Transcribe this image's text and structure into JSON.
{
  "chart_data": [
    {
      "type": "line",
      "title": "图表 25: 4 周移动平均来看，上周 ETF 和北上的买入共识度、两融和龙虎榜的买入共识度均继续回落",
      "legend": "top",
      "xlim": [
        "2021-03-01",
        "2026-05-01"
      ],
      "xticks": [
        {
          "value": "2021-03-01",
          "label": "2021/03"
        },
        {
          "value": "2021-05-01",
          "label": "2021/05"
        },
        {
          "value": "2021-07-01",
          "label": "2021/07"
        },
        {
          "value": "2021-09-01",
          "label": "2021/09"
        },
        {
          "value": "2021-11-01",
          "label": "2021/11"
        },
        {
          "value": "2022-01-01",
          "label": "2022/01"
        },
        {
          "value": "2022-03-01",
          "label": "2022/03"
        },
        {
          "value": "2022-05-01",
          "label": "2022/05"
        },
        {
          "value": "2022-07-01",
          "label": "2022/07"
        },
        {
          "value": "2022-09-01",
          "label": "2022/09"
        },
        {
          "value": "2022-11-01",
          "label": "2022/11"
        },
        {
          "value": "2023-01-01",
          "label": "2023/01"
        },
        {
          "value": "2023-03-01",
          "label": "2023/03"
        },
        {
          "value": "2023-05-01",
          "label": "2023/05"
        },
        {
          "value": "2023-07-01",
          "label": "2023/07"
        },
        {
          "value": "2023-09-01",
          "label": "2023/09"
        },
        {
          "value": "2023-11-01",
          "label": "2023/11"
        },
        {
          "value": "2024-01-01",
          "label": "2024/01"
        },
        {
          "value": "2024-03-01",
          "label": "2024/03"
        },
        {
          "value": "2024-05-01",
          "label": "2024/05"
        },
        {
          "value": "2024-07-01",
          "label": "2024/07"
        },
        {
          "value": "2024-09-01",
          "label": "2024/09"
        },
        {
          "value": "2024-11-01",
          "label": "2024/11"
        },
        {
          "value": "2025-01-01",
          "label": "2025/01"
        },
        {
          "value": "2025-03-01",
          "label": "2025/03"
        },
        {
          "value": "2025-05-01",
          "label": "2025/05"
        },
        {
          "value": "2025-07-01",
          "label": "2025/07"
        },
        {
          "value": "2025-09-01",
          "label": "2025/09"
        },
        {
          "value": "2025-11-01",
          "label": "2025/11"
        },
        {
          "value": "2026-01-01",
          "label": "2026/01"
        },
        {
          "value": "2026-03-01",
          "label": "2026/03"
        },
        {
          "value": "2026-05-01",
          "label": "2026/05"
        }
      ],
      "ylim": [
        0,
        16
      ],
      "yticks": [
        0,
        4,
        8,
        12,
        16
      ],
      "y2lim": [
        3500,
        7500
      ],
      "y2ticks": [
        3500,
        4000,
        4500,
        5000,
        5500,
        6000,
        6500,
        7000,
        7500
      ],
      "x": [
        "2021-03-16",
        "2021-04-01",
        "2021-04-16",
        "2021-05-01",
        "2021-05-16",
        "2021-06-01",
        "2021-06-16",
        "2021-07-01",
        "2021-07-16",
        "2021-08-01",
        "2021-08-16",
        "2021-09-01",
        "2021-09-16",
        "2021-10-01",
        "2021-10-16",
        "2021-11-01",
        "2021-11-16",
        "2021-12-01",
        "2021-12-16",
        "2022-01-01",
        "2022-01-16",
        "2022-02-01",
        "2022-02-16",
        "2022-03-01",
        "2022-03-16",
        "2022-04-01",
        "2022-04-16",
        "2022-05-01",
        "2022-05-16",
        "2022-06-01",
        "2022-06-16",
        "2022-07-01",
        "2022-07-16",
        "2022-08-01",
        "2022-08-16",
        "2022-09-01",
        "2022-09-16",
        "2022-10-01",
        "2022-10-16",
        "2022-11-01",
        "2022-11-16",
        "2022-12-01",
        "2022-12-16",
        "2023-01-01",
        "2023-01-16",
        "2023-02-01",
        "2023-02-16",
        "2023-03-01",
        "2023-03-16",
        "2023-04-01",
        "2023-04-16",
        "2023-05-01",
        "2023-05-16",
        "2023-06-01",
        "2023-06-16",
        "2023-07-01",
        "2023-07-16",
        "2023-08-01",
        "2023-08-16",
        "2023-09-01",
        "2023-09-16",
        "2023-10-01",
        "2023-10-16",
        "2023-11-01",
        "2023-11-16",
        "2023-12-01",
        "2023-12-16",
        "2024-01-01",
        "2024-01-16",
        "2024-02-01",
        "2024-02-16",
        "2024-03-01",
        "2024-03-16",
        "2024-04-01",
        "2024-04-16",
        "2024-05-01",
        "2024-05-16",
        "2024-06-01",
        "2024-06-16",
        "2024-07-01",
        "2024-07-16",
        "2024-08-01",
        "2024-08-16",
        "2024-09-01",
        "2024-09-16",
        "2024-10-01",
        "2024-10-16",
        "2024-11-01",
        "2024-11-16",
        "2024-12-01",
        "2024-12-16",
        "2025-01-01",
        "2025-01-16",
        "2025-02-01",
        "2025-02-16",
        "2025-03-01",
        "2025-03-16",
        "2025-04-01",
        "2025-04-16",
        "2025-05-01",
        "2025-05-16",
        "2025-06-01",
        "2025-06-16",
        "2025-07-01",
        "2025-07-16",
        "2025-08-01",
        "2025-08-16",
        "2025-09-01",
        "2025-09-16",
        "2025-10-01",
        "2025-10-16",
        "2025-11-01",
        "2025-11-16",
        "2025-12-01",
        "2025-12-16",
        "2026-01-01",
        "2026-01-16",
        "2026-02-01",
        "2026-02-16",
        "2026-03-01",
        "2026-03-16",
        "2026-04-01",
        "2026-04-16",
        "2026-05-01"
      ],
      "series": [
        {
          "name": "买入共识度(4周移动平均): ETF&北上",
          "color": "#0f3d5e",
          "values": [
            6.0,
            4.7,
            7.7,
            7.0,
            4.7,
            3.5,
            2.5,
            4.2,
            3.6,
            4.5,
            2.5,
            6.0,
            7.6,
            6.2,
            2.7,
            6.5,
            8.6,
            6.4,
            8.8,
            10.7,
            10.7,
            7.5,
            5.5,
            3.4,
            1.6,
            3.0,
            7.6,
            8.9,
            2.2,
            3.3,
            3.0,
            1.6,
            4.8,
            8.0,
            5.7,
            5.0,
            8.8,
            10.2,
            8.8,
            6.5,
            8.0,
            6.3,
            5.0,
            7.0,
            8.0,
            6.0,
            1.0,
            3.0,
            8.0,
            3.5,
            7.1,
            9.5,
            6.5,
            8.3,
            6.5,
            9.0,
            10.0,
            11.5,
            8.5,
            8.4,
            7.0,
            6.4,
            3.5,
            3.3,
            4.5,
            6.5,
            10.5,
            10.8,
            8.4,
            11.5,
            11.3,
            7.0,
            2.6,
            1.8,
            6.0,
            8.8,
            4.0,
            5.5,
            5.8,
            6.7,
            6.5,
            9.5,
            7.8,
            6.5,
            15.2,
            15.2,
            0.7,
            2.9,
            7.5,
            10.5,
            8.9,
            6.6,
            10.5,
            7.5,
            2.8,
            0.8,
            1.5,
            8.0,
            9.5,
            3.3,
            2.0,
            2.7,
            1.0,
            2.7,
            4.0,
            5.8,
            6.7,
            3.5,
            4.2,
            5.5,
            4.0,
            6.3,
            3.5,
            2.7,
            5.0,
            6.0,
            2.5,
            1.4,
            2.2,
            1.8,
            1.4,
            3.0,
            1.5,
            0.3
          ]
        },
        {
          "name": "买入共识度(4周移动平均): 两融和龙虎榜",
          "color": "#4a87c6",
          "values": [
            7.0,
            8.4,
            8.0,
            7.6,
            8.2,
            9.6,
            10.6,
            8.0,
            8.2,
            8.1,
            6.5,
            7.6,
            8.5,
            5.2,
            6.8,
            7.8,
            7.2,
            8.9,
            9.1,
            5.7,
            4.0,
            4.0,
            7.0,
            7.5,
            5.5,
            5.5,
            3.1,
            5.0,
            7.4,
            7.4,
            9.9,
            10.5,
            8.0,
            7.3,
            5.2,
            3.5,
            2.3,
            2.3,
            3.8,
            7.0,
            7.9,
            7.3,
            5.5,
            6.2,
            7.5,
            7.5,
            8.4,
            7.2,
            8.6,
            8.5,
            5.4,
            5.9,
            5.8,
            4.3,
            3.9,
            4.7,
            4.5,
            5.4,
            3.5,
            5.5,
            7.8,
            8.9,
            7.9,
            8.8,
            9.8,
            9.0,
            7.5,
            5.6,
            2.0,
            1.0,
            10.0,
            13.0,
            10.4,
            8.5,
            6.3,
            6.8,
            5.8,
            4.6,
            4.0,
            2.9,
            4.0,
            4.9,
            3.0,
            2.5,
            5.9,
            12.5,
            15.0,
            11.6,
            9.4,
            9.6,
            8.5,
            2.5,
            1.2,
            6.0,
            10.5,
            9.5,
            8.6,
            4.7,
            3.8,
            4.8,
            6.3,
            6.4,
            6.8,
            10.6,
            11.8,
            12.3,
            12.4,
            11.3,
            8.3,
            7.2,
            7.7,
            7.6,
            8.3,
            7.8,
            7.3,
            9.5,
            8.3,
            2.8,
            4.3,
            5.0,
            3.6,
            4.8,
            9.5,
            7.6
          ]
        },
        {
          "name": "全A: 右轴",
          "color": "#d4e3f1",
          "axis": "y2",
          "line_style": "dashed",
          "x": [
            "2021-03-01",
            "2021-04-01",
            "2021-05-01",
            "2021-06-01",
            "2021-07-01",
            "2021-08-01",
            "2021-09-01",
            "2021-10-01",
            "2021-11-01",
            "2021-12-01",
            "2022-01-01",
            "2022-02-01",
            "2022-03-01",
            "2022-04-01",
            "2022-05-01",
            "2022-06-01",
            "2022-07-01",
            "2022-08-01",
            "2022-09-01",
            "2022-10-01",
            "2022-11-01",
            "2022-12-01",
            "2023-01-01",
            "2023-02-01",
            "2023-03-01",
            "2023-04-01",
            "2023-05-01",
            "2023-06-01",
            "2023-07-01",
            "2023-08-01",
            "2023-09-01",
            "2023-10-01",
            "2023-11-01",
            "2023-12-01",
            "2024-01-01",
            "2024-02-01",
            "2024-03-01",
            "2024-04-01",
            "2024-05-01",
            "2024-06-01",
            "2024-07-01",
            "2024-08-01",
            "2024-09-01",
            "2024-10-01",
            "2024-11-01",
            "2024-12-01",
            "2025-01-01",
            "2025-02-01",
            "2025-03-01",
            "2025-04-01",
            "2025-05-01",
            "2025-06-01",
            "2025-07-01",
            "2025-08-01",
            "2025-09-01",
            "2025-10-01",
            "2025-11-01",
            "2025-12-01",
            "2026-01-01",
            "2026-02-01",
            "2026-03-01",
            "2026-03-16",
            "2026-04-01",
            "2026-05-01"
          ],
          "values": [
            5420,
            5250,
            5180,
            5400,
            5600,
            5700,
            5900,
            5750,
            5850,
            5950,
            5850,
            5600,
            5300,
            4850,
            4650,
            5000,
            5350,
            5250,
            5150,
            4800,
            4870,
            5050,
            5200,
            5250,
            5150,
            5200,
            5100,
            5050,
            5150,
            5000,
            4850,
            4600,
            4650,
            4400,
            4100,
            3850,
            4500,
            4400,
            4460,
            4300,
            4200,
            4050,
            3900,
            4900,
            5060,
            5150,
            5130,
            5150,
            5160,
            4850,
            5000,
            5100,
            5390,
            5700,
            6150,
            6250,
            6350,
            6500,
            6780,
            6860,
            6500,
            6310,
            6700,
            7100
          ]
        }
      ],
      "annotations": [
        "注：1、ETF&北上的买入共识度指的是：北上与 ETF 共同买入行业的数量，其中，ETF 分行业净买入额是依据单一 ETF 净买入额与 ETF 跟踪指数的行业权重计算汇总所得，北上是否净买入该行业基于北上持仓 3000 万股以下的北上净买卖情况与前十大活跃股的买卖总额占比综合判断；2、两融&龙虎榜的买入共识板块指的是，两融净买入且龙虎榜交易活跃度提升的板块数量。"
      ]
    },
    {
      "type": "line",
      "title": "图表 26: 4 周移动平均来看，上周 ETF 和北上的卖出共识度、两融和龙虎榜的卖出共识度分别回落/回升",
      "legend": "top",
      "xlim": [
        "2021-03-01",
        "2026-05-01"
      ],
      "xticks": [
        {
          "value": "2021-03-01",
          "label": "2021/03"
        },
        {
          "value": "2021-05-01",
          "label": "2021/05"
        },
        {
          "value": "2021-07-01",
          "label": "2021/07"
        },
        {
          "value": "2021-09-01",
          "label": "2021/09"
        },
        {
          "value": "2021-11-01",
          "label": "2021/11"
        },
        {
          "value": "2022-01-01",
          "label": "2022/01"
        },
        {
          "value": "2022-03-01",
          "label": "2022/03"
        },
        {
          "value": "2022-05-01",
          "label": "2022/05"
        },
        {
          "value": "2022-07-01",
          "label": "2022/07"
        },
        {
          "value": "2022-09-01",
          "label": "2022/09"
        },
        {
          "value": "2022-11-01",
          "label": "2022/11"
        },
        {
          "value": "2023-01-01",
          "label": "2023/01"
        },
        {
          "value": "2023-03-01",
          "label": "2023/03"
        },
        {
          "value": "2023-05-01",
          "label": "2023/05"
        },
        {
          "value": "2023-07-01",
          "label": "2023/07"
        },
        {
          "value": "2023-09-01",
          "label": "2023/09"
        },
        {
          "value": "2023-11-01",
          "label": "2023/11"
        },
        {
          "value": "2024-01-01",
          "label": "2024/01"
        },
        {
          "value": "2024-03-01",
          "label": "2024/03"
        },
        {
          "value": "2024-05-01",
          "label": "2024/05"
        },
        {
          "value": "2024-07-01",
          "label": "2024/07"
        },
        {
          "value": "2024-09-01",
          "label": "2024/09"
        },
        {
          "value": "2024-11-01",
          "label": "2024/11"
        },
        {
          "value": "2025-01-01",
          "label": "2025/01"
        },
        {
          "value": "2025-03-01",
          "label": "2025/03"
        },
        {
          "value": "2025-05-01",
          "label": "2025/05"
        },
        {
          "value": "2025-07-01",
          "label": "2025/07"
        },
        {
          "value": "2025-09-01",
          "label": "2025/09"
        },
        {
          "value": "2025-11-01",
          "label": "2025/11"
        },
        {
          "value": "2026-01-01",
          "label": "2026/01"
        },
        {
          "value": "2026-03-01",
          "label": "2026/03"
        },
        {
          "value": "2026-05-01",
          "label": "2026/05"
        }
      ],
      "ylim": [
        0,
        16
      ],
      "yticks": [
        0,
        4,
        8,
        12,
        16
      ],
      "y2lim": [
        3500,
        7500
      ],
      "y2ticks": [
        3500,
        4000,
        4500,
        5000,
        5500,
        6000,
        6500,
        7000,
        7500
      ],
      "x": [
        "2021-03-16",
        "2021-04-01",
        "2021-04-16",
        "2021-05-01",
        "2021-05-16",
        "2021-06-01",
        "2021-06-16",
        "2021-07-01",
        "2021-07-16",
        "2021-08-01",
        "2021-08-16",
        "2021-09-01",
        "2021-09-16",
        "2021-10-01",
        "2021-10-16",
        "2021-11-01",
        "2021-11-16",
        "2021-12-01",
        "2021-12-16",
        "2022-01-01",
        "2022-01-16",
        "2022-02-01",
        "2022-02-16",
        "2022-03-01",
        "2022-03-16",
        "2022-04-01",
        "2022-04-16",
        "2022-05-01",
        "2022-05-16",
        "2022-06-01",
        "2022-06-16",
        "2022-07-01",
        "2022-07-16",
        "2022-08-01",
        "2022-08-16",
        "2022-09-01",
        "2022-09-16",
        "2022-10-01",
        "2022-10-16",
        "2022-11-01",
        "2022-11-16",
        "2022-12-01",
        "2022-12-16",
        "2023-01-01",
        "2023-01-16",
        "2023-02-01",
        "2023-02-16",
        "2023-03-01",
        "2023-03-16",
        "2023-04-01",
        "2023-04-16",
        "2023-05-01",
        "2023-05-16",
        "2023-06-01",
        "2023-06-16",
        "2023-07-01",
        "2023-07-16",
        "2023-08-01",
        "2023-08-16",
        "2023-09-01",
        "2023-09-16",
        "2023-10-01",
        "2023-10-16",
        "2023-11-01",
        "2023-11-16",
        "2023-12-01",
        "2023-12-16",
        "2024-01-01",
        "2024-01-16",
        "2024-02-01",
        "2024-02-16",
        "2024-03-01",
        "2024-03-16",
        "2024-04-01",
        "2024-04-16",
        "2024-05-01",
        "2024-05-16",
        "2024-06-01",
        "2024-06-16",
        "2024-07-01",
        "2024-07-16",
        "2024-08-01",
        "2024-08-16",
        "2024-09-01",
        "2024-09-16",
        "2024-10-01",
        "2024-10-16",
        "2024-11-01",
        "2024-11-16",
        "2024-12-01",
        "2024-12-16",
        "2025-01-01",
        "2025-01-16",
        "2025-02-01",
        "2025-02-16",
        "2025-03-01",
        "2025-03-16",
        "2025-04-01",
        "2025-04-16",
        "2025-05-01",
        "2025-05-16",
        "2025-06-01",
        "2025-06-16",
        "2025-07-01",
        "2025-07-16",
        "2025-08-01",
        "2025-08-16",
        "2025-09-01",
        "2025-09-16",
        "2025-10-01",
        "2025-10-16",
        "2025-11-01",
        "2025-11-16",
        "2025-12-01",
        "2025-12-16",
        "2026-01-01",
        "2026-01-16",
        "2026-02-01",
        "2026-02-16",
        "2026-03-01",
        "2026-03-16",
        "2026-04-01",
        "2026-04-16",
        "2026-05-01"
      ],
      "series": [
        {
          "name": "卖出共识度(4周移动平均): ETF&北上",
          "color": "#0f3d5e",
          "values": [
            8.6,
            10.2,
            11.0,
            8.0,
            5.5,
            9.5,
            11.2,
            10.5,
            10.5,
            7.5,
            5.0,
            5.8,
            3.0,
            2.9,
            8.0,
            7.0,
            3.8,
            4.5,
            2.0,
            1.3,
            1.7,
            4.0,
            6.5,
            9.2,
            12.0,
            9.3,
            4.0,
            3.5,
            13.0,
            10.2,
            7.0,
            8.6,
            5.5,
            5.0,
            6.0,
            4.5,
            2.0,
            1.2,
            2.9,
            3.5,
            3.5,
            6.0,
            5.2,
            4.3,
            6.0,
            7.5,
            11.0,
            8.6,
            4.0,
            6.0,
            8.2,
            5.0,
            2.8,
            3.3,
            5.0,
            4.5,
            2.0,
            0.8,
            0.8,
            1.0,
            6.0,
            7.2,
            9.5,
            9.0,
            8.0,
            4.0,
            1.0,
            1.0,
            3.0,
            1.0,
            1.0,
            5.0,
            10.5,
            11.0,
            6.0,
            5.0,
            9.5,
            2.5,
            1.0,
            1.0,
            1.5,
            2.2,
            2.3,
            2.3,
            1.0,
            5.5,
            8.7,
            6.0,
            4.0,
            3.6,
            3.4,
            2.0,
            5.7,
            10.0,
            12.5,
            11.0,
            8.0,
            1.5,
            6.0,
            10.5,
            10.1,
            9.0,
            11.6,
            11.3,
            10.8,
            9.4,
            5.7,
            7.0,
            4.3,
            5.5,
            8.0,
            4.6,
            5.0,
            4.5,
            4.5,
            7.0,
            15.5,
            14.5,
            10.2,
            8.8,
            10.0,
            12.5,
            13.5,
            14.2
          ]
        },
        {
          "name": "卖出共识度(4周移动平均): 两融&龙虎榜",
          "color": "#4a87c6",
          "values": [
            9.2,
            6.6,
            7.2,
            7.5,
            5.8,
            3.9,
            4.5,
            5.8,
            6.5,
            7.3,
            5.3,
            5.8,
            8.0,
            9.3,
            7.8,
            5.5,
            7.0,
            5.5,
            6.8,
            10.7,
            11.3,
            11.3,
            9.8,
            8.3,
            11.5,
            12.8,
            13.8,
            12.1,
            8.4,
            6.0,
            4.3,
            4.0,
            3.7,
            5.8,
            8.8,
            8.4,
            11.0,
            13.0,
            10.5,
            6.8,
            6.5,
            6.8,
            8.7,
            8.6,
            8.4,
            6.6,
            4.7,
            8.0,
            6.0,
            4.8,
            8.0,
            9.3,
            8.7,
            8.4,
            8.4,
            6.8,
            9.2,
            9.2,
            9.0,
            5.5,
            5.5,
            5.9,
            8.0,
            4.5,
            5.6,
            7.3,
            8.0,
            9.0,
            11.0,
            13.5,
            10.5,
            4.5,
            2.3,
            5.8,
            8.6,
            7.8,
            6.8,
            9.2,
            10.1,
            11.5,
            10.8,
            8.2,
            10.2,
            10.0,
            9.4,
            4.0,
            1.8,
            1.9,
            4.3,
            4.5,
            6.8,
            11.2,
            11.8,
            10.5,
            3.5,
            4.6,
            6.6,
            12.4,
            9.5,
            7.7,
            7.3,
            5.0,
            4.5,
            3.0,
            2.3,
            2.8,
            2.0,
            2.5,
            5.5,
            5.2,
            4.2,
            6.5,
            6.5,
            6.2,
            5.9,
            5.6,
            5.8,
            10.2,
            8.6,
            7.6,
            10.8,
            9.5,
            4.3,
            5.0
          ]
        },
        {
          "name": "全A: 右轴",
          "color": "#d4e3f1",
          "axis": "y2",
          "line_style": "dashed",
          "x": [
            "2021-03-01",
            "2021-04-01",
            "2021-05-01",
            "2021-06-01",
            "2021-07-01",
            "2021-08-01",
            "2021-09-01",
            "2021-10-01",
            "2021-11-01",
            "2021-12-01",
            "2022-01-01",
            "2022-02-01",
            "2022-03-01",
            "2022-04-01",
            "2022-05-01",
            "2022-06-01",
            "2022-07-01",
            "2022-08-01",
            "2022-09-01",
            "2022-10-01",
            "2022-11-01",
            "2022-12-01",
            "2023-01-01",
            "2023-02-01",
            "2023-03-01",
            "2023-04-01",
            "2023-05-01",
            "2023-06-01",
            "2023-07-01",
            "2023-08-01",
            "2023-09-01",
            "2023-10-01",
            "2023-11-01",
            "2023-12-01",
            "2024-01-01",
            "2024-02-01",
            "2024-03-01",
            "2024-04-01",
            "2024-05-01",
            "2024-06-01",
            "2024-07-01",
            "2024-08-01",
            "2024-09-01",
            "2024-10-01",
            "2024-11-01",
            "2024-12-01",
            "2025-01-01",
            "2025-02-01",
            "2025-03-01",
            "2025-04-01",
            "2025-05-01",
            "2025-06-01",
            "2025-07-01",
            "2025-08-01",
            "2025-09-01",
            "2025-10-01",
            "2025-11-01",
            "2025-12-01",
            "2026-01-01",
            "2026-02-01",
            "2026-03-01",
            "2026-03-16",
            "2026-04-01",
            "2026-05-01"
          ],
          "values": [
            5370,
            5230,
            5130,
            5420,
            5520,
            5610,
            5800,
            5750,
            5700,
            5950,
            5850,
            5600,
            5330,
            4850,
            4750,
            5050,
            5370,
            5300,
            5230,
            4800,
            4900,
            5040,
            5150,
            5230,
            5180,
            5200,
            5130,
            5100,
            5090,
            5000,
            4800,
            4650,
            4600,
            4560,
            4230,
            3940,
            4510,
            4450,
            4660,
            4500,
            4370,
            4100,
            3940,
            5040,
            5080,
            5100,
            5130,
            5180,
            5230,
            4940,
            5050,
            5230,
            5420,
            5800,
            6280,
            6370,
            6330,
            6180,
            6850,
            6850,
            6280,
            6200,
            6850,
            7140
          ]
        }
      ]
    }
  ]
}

········

_YOUR TASK_
Search the data above for the string "周移动平均来看" and copy each line that has it.

_RESULT BELOW_
      "title": "图表 25: 4 周移动平均来看，上周 ETF 和北上的买入共识度、两融和龙虎榜的买入共识度均继续回落",
      "title": "图表 26: 4 周移动平均来看，上周 ETF 和北上的卖出共识度、两融和龙虎榜的卖出共识度分别回落/回升",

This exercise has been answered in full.